[Stored records]
● ● ● ● ● ● ●
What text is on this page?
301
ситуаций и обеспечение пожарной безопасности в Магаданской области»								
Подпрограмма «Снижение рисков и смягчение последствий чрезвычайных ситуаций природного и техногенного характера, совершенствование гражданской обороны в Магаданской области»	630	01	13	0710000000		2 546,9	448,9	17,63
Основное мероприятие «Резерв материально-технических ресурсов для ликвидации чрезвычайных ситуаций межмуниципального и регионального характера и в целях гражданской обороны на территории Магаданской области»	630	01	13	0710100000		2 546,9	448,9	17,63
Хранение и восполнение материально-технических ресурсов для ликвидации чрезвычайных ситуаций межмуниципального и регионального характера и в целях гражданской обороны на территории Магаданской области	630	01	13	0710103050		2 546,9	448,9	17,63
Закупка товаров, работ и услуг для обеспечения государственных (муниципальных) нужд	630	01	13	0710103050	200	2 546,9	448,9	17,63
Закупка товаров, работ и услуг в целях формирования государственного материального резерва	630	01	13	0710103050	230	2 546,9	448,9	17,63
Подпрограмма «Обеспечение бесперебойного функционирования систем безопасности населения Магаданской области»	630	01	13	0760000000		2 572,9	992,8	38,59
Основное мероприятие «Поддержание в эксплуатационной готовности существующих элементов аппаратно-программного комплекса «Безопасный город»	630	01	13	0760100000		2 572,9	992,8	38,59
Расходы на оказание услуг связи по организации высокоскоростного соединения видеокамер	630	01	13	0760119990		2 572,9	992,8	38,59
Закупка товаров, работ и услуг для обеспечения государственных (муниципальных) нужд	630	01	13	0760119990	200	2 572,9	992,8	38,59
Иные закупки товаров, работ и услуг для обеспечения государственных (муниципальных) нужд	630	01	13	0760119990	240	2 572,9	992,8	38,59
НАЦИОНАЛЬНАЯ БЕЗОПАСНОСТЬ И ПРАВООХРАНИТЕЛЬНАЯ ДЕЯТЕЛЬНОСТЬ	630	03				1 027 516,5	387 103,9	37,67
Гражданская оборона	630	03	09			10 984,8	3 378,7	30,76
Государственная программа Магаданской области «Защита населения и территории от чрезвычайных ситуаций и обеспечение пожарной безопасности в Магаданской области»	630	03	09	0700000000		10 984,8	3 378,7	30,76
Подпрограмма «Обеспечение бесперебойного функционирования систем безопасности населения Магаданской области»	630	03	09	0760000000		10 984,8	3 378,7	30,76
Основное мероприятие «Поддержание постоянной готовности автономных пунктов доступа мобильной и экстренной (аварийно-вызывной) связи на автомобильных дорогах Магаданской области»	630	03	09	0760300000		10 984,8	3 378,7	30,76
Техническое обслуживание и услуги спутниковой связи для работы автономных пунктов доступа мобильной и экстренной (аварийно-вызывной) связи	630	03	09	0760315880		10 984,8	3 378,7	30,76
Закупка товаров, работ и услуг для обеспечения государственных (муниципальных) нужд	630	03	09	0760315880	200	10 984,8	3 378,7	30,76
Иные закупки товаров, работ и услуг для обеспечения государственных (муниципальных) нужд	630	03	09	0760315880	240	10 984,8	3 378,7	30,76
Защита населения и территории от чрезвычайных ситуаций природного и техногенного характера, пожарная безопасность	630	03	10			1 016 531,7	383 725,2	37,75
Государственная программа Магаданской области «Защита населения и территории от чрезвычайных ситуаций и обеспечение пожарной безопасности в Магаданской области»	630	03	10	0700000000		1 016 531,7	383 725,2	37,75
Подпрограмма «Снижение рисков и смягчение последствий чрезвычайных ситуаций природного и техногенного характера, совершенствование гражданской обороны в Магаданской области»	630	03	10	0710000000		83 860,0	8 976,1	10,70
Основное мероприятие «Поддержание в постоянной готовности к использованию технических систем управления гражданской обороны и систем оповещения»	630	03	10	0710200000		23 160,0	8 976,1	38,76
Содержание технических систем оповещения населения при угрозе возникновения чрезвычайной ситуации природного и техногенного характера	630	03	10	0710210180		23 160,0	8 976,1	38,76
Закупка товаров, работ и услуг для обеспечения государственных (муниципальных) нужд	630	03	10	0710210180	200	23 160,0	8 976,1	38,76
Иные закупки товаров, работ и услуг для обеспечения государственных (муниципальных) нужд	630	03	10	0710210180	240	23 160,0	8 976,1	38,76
● ● ● ● ● ● ●
What is the number of lines that hold the string "обороны"? Reply with that number alone.

5